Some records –

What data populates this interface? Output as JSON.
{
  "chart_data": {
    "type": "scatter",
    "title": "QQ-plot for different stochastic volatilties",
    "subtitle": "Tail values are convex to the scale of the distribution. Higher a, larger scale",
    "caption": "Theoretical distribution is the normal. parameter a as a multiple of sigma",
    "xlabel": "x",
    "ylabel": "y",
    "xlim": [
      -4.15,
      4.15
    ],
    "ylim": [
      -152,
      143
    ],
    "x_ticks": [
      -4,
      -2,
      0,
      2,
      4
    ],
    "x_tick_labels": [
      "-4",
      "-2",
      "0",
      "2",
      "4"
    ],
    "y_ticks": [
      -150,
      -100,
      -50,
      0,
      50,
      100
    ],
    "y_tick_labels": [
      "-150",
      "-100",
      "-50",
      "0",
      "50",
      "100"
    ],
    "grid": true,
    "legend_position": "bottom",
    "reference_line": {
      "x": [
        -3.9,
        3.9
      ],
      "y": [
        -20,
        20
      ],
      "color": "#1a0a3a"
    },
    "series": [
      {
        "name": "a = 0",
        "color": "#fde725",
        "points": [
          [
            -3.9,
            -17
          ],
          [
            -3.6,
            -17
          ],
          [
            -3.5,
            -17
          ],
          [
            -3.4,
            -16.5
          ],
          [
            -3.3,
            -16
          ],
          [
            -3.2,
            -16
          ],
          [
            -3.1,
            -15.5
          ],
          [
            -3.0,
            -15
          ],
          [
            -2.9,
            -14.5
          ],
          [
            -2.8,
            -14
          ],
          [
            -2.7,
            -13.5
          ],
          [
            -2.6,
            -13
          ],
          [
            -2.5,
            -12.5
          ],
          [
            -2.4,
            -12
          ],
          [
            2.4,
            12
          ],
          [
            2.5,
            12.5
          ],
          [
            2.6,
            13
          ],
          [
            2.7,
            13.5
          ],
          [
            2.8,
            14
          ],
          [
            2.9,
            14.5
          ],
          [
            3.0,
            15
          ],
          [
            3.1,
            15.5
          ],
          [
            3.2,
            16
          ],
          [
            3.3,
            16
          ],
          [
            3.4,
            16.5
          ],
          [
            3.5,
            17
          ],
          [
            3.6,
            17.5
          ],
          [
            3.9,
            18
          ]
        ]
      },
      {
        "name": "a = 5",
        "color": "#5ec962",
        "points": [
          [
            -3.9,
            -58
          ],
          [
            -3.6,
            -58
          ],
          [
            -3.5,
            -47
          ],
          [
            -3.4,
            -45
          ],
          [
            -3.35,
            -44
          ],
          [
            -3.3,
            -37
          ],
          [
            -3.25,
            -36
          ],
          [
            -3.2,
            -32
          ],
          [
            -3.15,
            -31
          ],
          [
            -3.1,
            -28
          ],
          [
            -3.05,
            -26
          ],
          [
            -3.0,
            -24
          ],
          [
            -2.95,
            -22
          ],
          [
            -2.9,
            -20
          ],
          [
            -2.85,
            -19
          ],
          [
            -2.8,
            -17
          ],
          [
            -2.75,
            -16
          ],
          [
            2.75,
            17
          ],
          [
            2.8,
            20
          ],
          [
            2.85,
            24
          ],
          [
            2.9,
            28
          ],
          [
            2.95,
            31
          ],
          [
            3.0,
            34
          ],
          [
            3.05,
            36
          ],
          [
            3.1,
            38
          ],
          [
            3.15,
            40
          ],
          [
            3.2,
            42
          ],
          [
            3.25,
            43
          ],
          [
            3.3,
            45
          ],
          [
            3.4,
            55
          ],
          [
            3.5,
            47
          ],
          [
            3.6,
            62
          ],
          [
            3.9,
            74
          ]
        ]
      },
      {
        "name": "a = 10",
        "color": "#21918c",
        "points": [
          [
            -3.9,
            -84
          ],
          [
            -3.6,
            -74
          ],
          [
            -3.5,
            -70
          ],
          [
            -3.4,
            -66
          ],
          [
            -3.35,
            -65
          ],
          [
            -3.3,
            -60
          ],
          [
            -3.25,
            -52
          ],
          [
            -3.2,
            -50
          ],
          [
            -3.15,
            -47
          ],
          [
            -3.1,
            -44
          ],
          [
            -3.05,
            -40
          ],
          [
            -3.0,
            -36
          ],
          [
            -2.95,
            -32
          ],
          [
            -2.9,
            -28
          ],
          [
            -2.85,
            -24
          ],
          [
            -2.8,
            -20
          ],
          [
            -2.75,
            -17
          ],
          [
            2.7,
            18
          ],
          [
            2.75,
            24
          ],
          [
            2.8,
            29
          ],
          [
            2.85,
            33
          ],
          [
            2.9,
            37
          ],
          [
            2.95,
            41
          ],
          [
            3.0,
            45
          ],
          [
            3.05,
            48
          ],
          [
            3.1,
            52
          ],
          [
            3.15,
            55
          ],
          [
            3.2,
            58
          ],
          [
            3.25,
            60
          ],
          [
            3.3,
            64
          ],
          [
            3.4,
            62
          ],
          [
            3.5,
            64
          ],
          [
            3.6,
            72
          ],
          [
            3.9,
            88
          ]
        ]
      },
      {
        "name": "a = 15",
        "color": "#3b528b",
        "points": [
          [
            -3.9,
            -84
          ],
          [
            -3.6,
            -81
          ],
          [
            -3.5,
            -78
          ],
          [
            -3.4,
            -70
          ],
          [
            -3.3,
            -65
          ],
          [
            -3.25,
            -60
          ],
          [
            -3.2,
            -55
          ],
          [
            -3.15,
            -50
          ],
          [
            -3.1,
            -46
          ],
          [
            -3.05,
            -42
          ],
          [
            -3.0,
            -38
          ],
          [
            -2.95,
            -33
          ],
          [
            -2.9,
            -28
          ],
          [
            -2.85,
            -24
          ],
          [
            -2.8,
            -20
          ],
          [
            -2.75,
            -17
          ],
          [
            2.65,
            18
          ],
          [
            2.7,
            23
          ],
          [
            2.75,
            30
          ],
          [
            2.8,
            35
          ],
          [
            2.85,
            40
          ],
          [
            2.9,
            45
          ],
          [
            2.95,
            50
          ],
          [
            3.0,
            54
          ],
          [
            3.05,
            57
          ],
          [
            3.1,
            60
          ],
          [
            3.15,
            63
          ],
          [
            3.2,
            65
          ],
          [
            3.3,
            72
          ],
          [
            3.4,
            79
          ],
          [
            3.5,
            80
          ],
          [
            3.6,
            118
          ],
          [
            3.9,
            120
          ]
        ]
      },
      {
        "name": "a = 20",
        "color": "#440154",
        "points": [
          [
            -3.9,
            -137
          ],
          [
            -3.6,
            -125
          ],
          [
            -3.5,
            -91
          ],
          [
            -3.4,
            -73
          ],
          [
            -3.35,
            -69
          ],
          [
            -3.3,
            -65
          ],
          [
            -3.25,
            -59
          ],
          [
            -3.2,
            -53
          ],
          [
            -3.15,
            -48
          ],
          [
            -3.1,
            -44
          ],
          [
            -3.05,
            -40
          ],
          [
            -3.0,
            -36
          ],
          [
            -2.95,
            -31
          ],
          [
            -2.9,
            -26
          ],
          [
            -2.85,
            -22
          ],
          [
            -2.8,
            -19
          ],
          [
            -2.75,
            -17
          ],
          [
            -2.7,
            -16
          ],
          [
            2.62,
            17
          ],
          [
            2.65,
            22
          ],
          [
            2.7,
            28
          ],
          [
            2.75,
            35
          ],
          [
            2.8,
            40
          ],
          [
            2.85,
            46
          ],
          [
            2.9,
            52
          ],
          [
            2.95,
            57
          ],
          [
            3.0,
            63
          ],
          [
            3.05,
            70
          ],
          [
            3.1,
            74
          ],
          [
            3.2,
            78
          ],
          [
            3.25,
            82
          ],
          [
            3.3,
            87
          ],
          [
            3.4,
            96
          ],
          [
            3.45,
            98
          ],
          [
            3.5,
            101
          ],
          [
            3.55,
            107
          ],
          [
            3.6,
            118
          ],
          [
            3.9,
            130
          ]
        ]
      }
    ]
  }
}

WHAT IS REQUIRED –
Find the word "distribution" in the records and pull out each line that has it.

EXPECTED ANSWER –
    "subtitle": "Tail values are convex to the scale of the distribution. Higher a, larger scale",
    "caption": "Theoretical distribution is the normal. parameter a as a multiple of sigma",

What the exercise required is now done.